> DATA ENTRIES

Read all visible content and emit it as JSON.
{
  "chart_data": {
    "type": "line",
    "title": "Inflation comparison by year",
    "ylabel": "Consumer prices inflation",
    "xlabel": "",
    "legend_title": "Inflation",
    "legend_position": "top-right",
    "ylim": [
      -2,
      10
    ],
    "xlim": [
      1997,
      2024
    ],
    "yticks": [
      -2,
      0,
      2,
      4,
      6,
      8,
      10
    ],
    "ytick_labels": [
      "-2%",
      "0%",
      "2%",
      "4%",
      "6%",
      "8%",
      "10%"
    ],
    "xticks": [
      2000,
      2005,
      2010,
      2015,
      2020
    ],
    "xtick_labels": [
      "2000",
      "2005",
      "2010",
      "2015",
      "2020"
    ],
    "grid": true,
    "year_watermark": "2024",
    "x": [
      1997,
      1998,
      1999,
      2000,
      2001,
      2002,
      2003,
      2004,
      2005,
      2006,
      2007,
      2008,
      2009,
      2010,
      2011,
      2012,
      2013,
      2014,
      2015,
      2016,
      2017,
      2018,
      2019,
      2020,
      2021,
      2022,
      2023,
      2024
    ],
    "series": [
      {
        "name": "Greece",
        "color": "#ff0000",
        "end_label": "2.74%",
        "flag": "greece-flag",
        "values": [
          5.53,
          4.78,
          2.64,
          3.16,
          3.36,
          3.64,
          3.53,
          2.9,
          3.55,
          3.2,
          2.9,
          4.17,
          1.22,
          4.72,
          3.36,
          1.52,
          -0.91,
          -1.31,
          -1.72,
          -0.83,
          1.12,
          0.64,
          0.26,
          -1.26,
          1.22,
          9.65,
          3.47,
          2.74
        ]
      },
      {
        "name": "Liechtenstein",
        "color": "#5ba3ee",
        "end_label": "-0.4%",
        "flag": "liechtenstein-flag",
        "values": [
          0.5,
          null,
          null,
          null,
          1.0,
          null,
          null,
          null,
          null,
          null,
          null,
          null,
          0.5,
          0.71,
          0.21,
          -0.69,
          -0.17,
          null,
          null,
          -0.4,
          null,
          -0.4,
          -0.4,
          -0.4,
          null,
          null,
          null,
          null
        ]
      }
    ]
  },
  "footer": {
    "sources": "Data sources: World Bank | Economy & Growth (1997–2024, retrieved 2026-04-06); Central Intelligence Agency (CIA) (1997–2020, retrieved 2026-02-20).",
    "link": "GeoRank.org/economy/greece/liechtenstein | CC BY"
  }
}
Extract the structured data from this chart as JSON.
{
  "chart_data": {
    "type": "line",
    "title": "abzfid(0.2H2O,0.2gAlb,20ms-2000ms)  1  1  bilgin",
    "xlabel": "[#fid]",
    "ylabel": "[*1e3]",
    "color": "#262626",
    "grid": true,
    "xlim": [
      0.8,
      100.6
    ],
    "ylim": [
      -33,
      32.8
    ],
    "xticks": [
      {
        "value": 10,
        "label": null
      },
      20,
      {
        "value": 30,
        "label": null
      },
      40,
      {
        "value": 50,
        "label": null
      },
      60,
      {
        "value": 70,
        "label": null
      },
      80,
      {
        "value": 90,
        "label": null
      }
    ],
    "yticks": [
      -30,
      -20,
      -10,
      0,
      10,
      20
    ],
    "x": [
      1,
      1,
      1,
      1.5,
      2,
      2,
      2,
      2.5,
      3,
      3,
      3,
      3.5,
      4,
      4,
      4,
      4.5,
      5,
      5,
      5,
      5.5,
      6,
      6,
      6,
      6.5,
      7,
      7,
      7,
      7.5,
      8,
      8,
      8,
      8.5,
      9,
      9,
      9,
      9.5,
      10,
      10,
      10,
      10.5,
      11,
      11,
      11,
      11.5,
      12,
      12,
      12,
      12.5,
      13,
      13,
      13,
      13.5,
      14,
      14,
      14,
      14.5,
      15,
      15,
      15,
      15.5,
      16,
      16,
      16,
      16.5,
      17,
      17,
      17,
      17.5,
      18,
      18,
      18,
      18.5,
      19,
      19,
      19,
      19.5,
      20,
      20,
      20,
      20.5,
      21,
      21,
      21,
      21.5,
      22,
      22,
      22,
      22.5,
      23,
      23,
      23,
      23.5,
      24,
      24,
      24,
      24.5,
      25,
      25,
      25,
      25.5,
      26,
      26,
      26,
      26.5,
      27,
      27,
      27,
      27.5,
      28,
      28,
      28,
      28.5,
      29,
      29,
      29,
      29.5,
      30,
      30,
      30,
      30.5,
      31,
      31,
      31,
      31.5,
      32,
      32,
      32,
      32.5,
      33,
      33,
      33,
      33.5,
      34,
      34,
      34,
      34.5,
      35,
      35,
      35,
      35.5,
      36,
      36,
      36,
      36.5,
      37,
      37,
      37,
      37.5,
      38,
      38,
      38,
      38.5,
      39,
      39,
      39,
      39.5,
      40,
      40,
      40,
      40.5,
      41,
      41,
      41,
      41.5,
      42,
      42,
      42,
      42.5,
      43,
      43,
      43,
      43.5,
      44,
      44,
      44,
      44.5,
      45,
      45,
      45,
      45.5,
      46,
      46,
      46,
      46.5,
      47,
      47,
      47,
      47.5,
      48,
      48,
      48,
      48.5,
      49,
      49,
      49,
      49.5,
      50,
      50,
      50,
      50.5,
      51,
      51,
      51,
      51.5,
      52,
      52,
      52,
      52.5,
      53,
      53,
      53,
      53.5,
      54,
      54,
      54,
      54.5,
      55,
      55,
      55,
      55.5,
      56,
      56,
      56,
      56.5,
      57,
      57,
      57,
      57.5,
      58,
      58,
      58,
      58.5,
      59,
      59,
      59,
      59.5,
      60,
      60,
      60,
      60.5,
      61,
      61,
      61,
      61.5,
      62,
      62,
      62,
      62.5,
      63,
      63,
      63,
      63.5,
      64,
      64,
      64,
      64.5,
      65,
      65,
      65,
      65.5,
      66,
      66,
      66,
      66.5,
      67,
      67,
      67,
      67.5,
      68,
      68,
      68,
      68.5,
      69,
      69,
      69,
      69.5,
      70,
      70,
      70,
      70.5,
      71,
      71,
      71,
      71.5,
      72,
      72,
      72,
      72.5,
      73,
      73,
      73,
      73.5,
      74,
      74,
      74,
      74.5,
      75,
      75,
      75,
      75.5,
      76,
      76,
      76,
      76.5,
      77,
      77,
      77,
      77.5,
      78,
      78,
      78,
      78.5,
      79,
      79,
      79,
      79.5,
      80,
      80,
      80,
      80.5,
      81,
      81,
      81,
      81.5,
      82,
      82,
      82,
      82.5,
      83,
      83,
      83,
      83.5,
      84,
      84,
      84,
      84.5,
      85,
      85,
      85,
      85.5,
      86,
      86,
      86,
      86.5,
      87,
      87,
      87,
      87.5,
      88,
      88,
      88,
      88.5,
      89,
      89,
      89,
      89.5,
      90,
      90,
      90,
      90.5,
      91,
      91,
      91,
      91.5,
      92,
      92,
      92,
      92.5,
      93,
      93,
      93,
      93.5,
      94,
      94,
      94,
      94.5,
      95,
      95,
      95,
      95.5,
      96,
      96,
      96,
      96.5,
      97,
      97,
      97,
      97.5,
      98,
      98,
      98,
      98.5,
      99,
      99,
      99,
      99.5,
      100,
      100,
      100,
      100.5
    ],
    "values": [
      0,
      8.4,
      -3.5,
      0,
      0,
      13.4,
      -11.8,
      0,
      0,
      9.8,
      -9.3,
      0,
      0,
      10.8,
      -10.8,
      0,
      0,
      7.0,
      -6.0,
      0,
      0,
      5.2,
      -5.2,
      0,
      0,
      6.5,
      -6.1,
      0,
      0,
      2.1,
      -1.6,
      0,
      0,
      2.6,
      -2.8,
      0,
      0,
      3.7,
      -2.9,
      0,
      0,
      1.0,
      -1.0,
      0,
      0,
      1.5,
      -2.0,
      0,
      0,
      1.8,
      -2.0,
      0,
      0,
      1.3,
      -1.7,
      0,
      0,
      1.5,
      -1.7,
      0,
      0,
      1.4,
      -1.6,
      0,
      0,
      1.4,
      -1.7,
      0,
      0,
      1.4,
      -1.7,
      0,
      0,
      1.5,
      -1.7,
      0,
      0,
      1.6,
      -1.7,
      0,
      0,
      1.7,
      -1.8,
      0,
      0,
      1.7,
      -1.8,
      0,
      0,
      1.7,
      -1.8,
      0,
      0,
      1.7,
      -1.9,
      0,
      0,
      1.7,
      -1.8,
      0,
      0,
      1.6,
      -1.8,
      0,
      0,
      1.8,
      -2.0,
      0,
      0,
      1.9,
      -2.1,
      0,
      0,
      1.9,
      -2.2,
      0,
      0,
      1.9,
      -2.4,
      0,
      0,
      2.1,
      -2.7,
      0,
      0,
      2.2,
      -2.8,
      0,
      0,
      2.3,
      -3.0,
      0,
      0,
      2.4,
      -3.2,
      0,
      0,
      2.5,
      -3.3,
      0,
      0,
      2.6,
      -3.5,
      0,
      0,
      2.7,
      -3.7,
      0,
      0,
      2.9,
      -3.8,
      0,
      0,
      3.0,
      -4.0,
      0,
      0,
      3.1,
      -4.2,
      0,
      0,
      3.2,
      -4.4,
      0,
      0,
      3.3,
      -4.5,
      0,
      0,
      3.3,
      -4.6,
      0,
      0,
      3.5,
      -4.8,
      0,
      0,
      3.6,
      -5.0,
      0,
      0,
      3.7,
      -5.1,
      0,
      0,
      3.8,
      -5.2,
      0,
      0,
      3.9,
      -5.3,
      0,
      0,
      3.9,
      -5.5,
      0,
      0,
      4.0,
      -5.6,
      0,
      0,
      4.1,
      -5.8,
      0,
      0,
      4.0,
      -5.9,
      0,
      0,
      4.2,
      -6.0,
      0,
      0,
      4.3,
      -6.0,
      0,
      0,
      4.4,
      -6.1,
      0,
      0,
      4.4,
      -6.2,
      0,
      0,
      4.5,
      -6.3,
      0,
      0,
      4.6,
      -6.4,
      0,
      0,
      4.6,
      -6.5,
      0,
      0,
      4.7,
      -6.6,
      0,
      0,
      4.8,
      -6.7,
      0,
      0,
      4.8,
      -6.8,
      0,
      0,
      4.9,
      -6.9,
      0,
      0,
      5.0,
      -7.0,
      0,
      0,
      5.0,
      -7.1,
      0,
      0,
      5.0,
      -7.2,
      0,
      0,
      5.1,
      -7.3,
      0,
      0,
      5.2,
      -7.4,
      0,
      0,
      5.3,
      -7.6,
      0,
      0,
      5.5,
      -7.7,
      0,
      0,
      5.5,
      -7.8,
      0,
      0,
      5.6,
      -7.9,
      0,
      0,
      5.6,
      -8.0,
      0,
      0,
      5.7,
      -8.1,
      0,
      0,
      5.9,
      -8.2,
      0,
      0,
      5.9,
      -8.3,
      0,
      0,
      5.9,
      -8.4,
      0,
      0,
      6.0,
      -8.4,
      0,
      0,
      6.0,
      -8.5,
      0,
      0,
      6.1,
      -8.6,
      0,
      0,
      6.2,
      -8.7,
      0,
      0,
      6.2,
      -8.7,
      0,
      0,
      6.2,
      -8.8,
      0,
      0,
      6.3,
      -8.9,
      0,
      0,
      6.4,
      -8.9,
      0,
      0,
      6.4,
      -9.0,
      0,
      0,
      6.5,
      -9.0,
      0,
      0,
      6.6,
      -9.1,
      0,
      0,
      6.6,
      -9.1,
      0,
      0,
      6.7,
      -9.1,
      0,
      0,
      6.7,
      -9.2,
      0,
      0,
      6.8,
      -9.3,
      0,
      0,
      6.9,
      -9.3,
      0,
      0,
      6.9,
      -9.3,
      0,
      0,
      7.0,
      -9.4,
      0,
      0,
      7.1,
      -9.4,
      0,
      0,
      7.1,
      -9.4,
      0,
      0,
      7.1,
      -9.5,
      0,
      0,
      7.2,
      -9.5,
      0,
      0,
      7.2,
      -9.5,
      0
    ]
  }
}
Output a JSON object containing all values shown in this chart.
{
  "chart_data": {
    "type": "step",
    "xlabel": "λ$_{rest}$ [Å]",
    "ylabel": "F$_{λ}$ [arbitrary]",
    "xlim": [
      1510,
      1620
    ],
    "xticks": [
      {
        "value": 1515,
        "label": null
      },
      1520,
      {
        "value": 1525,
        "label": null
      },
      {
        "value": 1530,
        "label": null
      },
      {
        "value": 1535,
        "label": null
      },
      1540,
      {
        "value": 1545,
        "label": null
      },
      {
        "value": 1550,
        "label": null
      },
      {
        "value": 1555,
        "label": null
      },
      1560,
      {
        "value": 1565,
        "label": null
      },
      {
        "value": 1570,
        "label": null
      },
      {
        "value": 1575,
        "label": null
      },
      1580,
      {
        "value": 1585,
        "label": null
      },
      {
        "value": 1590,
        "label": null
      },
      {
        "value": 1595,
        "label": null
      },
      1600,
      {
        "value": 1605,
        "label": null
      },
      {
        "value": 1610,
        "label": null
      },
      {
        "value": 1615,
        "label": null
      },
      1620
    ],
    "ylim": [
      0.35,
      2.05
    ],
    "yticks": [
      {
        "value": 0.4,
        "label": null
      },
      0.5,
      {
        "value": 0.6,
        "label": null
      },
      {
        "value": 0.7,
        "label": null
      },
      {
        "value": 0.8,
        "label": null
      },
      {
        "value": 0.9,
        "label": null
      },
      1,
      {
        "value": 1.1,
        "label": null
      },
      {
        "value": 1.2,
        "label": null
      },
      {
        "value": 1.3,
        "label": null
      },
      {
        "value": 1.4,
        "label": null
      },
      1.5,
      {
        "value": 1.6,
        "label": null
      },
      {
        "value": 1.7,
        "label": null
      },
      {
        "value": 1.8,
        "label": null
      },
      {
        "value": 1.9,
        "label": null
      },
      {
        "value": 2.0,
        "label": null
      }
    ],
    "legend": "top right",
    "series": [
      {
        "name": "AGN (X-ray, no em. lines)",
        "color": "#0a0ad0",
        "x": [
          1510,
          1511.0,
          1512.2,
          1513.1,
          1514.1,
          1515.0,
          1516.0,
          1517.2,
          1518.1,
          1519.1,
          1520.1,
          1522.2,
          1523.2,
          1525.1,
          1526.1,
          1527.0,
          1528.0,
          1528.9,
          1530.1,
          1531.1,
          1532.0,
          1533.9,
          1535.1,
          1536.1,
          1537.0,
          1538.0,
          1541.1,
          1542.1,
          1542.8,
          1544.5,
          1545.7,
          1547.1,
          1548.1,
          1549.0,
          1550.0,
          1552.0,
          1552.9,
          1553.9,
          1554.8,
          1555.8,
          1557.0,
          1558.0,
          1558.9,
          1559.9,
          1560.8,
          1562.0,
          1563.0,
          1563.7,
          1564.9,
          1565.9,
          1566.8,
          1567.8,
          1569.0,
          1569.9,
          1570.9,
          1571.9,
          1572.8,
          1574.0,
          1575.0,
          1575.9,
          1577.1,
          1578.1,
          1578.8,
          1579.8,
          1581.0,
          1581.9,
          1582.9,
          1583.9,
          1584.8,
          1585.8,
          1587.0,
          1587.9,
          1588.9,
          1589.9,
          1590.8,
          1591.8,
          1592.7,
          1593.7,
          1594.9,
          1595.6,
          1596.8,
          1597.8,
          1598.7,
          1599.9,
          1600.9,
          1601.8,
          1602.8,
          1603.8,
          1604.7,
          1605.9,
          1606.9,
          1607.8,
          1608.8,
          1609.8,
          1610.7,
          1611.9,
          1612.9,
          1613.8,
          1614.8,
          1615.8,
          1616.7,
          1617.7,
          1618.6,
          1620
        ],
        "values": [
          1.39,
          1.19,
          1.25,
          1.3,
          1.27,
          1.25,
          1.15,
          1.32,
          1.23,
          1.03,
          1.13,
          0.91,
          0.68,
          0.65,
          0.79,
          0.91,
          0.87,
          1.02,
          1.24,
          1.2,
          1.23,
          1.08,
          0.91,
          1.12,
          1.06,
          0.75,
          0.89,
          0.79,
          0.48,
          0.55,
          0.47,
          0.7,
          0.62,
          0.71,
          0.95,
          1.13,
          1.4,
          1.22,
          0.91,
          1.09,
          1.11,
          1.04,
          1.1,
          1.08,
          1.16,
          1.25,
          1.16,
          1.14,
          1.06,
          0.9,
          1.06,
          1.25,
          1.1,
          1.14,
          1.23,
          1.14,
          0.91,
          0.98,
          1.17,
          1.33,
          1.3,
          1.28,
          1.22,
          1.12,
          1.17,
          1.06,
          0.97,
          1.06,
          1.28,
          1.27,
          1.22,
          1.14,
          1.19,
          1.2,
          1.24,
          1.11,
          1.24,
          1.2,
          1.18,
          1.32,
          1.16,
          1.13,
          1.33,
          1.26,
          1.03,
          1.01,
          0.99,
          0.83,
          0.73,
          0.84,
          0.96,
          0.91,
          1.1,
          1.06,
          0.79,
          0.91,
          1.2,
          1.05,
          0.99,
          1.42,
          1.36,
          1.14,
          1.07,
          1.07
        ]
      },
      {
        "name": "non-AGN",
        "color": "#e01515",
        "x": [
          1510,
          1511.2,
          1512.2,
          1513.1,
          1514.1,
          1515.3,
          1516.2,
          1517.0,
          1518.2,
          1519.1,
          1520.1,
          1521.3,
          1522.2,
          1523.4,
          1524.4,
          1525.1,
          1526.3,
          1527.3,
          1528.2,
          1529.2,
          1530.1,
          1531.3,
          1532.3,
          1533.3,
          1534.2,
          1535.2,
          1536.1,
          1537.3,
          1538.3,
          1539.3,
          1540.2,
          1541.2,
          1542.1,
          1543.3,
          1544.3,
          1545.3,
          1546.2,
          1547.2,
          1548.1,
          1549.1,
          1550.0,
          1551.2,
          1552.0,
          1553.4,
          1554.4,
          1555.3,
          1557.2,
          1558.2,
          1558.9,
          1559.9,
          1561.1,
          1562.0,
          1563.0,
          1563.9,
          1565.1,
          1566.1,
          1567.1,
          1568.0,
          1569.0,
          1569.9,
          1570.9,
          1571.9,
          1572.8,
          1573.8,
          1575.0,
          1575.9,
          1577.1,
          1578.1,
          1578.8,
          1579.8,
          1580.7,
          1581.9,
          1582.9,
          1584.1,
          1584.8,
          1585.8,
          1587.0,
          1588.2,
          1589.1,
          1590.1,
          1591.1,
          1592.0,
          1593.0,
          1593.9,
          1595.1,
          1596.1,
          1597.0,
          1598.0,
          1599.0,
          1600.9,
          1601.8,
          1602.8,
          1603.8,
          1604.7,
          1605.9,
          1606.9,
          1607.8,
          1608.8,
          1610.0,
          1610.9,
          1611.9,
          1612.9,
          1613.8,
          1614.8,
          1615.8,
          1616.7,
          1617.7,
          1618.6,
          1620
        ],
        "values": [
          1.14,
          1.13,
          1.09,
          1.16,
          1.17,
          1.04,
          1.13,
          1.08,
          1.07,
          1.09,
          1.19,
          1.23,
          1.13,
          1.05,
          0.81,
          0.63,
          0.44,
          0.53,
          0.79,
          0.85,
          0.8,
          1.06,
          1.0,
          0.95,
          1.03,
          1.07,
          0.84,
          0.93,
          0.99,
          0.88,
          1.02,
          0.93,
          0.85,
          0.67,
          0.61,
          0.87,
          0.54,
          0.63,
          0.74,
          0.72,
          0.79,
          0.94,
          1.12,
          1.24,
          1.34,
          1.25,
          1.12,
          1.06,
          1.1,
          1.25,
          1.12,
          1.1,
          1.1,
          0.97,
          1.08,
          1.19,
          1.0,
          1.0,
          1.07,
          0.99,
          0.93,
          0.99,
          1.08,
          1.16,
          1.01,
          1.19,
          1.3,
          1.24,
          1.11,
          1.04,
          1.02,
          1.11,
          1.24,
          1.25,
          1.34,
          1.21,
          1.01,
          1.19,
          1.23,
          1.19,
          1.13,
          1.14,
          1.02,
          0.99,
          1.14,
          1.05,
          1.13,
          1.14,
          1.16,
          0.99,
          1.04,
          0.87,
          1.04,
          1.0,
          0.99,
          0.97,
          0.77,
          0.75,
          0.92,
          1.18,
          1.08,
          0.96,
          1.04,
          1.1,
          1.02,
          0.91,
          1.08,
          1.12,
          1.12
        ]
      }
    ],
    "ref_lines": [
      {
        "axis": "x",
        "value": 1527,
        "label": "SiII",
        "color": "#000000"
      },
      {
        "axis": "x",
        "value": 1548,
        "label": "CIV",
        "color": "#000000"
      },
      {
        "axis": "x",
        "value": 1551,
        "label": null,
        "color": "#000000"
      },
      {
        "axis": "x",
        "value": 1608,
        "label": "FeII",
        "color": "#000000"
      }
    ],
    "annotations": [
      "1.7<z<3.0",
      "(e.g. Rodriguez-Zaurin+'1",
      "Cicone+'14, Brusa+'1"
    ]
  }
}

> REQUIRED TASK
Copy each line above that contains the string "right".

> PROBLEM SOLUTION
    "legend_position": "top-right",
    "legend": "top right",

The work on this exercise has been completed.